------ Dataset content ------

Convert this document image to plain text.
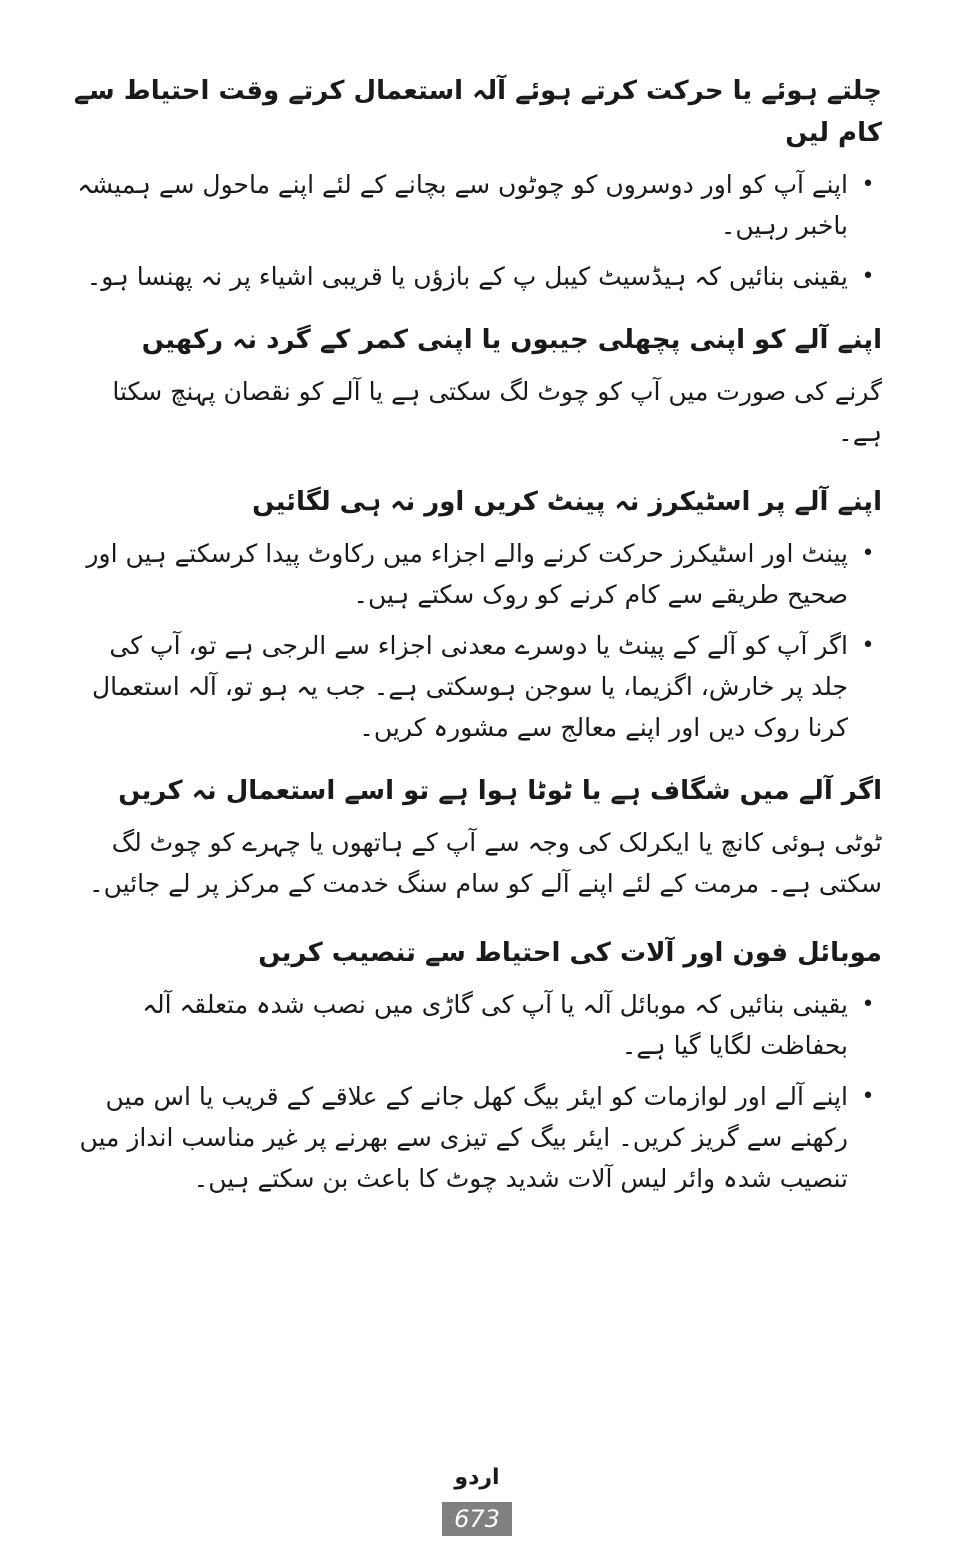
چلتے ہوئے یا حرکت کرتے ہوئے آلہ استعمال کرتے وقت احتیاط سے کام لیں
•
اپنے آپ کو اور دوسروں کو چوٹوں سے بچانے کے لئے اپنے ماحول سے ہمیشہ باخبر رہیں۔
•
یقینی بنائیں کہ ہیڈسیٹ کیبل پ کے بازؤں یا قریبی اشیاء پر نہ پھنسا ہو۔
اپنے آلے کو اپنی پچھلی جیبوں یا اپنی کمر کے گرد نہ رکھیں

گرنے کی صورت میں آپ کو چوٹ لگ سکتی ہے یا آلے کو نقصان پہنچ سکتا ہے۔

اپنے آلے پر اسٹیکرز نہ پینٹ کریں اور نہ ہی لگائیں
•
پینٹ اور اسٹیکرز حرکت کرنے والے اجزاء میں رکاوٹ پیدا کرسکتے ہیں اور صحیح طریقے سے کام کرنے کو روک سکتے ہیں۔
•
اگر آپ کو آلے کے پینٹ یا دوسرے معدنی اجزاء سے الرجی ہے تو، آپ کی جلد پر خارش، اگزیما، یا سوجن ہوسکتی ہے۔ جب یہ ہو تو، آلہ استعمال کرنا روک دیں اور اپنے معالج سے مشورہ کریں۔
اگر آلے میں شگاف ہے یا ٹوٹا ہوا ہے تو اسے استعمال نہ کریں

ٹوٹی ہوئی کانچ یا ایکرلک کی وجہ سے آپ کے ہاتھوں یا چہرے کو چوٹ لگ سکتی ہے۔ مرمت کے لئے اپنے آلے کو سام سنگ خدمت کے مرکز پر لے جائیں۔

موبائل فون اور آلات کی احتیاط سے تنصیب کریں
•
یقینی بنائیں کہ موبائل آلہ یا آپ کی گاڑی میں نصب شدہ متعلقہ آلہ بحفاظت لگایا گیا ہے۔
•
اپنے آلے اور لوازمات کو ایئر بیگ کھل جانے کے علاقے کے قریب یا اس میں رکھنے سے گریز کریں۔ ایئر بیگ کے تیزی سے بھرنے پر غیر مناسب انداز میں تنصیب شدہ وائر لیس آلات شدید چوٹ کا باعث بن سکتے ہیں۔
اردو
673
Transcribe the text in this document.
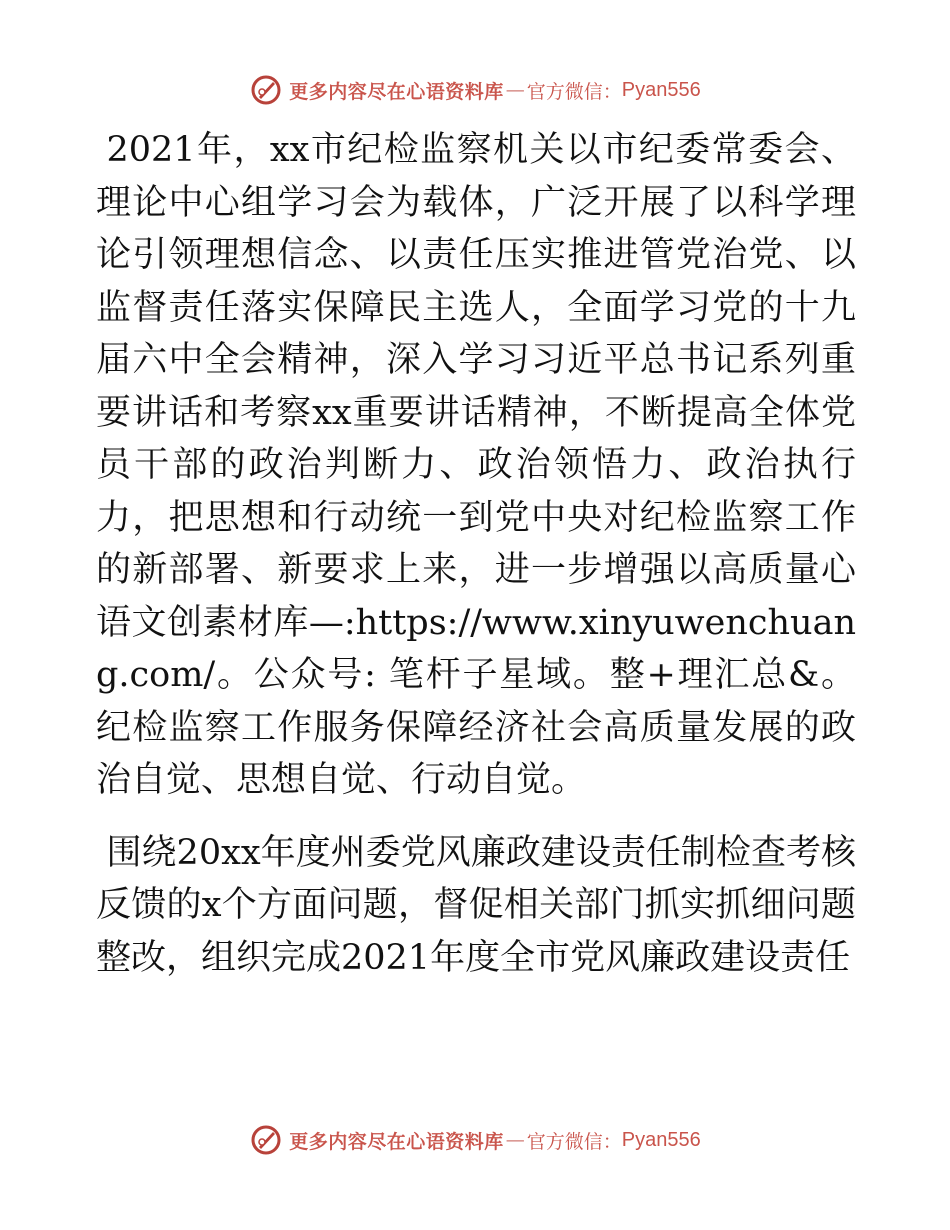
更多内容尽在心语资料库 — 官方微信： Pyan556

2021年，xx市纪检监察机关以市纪委常委会、理论中心组学习会为载体，广泛开展了以科学理论引领理想信念、以责任压实推进管党治党、以监督责任落实保障民主选人，全面学习党的十九届六中全会精神，深入学习习近平总书记系列重要讲话和考察xx重要讲话精神，不断提高全体党员干部的政治判断力、政治领悟力、政治执行力，把思想和行动统一到党中央对纪检监察工作的新部署、新要求上来，进一步增强以高质量心语文创素材库—:https://www.xinyuwenchuang.com/。公众号: 笔杆子星域。整+理汇总&。纪检监察工作服务保障经济社会高质量发展的政治自觉、思想自觉、行动自觉。

围绕20xx年度州委党风廉政建设责任制检查考核反馈的x个方面问题，督促相关部门抓实抓细问题整改，组织完成2021年度全市党风廉政建设责任

更多内容尽在心语资料库 — 官方微信： Pyan556
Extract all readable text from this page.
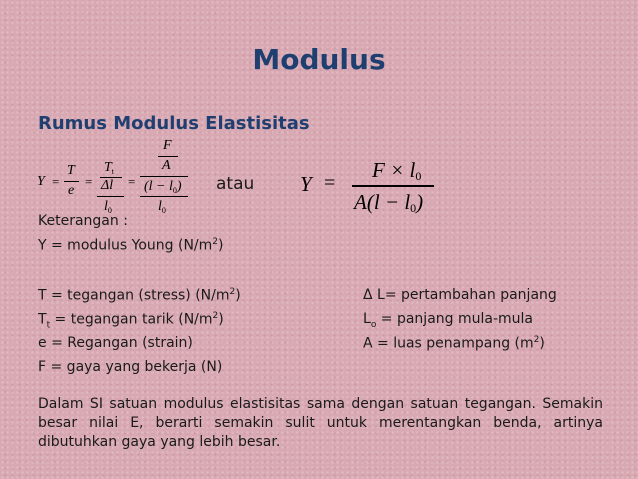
Modulus
Rumus Modulus Elastisitas
Y =
T
e
=
$T_t$
Δl
$l_0$
=
F
A
$(l - l_0)$
$l_0$
atau Y =
F × l0
A(l − l0)
Keterangan :
Y = modulus Young $(N/m^2)$
T = tegangan (stress) $(N/m^2)$
$T_t$ = tegangan tarik $(N/m^2)$
e = Regangan (strain)
F = gaya yang bekerja (N)
Δ L= pertambahan panjang
$L_o$ = panjang mula-mula
A = luas penampang $(m^2)$
Dalam SI satuan modulus elastisitas sama dengan satuan tegangan. Semakin besar nilai E, berarti semakin sulit untuk merentangkan benda, artinya dibutuhkan gaya yang lebih besar.
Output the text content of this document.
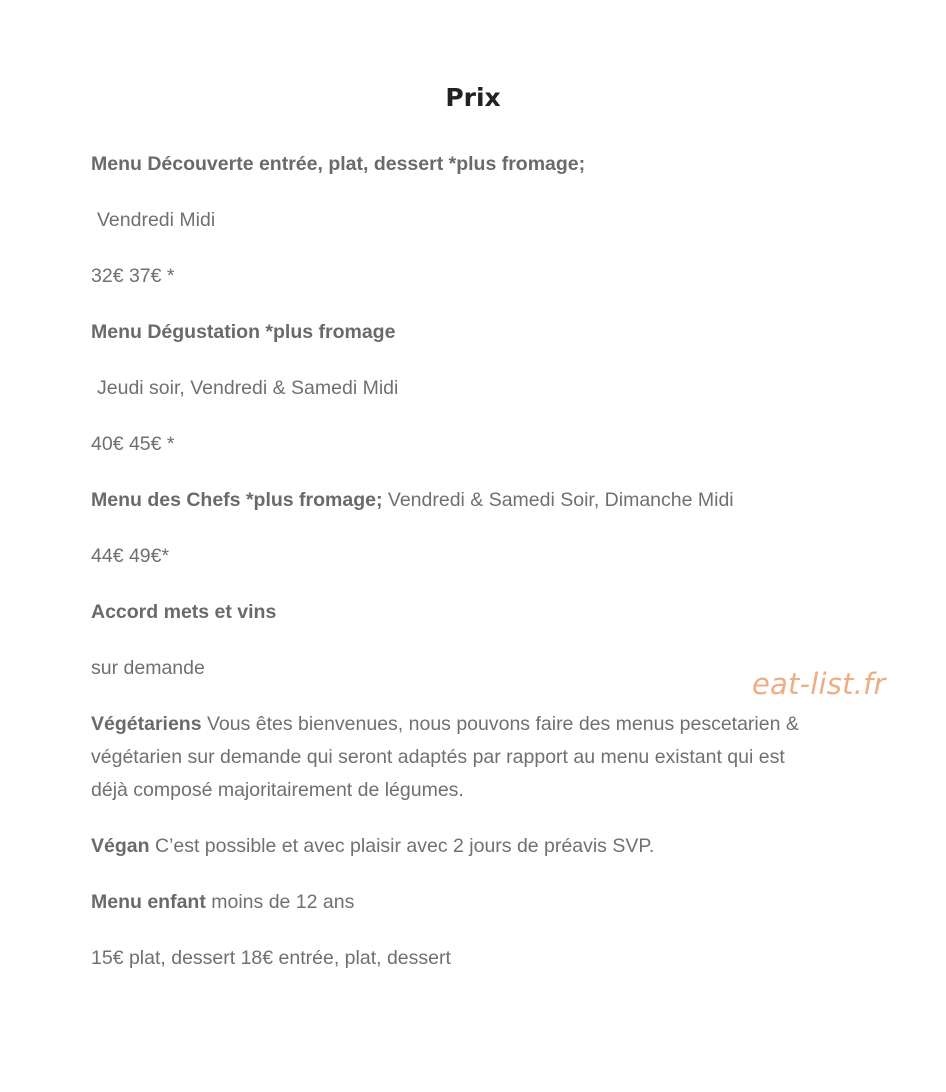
Prix

Menu Découverte entrée, plat, dessert *plus fromage;

Vendredi Midi

32€ 37€ *

Menu Dégustation *plus fromage

Jeudi soir, Vendredi & Samedi Midi

40€ 45€ *

Menu des Chefs *plus fromage; Vendredi & Samedi Soir, Dimanche Midi

44€ 49€*

Accord mets et vins

sur demande

Végétariens Vous êtes bienvenues, nous pouvons faire des menus pescetarien & végétarien sur demande qui seront adaptés par rapport au menu existant qui est déjà composé majoritairement de légumes.

Végan C’est possible et avec plaisir avec 2 jours de préavis SVP.

Menu enfant moins de 12 ans

15€ plat, dessert 18€ entrée, plat, dessert

eat-list.fr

------

● Aim:
Reproduce the data verbatim. Do not carry any picture into the copy.

● Complete output:
Convert this document image to plain text.
چلتے ہوئے یا حرکت کرتے ہوئے آلہ استعمال کرتے وقت احتیاط سے کام لیں
•
اپنے آپ کو اور دوسروں کو چوٹوں سے بچانے کے لئے اپنے ماحول سے ہمیشہ باخبر رہیں۔
•
یقینی بنائیں کہ ہیڈسیٹ کیبل پ کے بازؤں یا قریبی اشیاء پر نہ پھنسا ہو۔
اپنے آلے کو اپنی پچھلی جیبوں یا اپنی کمر کے گرد نہ رکھیں

گرنے کی صورت میں آپ کو چوٹ لگ سکتی ہے یا آلے کو نقصان پہنچ سکتا ہے۔

اپنے آلے پر اسٹیکرز نہ پینٹ کریں اور نہ ہی لگائیں
•
پینٹ اور اسٹیکرز حرکت کرنے والے اجزاء میں رکاوٹ پیدا کرسکتے ہیں اور صحیح طریقے سے کام کرنے کو روک سکتے ہیں۔
•
اگر آپ کو آلے کے پینٹ یا دوسرے معدنی اجزاء سے الرجی ہے تو، آپ کی جلد پر خارش، اگزیما، یا سوجن ہوسکتی ہے۔ جب یہ ہو تو، آلہ استعمال کرنا روک دیں اور اپنے معالج سے مشورہ کریں۔
اگر آلے میں شگاف ہے یا ٹوٹا ہوا ہے تو اسے استعمال نہ کریں

ٹوٹی ہوئی کانچ یا ایکرلک کی وجہ سے آپ کے ہاتھوں یا چہرے کو چوٹ لگ سکتی ہے۔ مرمت کے لئے اپنے آلے کو سام سنگ خدمت کے مرکز پر لے جائیں۔

موبائل فون اور آلات کی احتیاط سے تنصیب کریں
•
یقینی بنائیں کہ موبائل آلہ یا آپ کی گاڑی میں نصب شدہ متعلقہ آلہ بحفاظت لگایا گیا ہے۔
•
اپنے آلے اور لوازمات کو ایئر بیگ کھل جانے کے علاقے کے قریب یا اس میں رکھنے سے گریز کریں۔ ایئر بیگ کے تیزی سے بھرنے پر غیر مناسب انداز میں تنصیب شدہ وائر لیس آلات شدید چوٹ کا باعث بن سکتے ہیں۔
اردو
673
Transcribe the text in this document.
更多内容尽在心语资料库 — 官方微信： Pyan556

2021年，xx市纪检监察机关以市纪委常委会、理论中心组学习会为载体，广泛开展了以科学理论引领理想信念、以责任压实推进管党治党、以监督责任落实保障民主选人，全面学习党的十九届六中全会精神，深入学习习近平总书记系列重要讲话和考察xx重要讲话精神，不断提高全体党员干部的政治判断力、政治领悟力、政治执行力，把思想和行动统一到党中央对纪检监察工作的新部署、新要求上来，进一步增强以高质量心语文创素材库—:https://www.xinyuwenchuang.com/。公众号: 笔杆子星域。整+理汇总&。纪检监察工作服务保障经济社会高质量发展的政治自觉、思想自觉、行动自觉。

围绕20xx年度州委党风廉政建设责任制检查考核反馈的x个方面问题，督促相关部门抓实抓细问题整改，组织完成2021年度全市党风廉政建设责任

更多内容尽在心语资料库 — 官方微信： Pyan556
Extract all readable text from this page.
Modulus
Rumus Modulus Elastisitas
Y =
T
e
=
$T_t$
Δl
$l_0$
=
F
A
$(l - l_0)$
$l_0$
atau Y =
F × l0
A(l − l0)
Keterangan :
Y = modulus Young $(N/m^2)$
T = tegangan (stress) $(N/m^2)$
$T_t$ = tegangan tarik $(N/m^2)$
e = Regangan (strain)
F = gaya yang bekerja (N)
Δ L= pertambahan panjang
$L_o$ = panjang mula-mula
A = luas penampang $(m^2)$
Dalam SI satuan modulus elastisitas sama dengan satuan tegangan. Semakin besar nilai E, berarti semakin sulit untuk merentangkan benda, artinya dibutuhkan gaya yang lebih besar.
Output the text content of this document.
Prix

Menu Découverte entrée, plat, dessert *plus fromage;

Vendredi Midi

32€ 37€ *

Menu Dégustation *plus fromage

Jeudi soir, Vendredi & Samedi Midi

40€ 45€ *

Menu des Chefs *plus fromage; Vendredi & Samedi Soir, Dimanche Midi

44€ 49€*

Accord mets et vins

sur demande

Végétariens Vous êtes bienvenues, nous pouvons faire des menus pescetarien & végétarien sur demande qui seront adaptés par rapport au menu existant qui est déjà composé majoritairement de légumes.

Végan C’est possible et avec plaisir avec 2 jours de préavis SVP.

Menu enfant moins de 12 ans

15€ plat, dessert 18€ entrée, plat, dessert

eat-list.fr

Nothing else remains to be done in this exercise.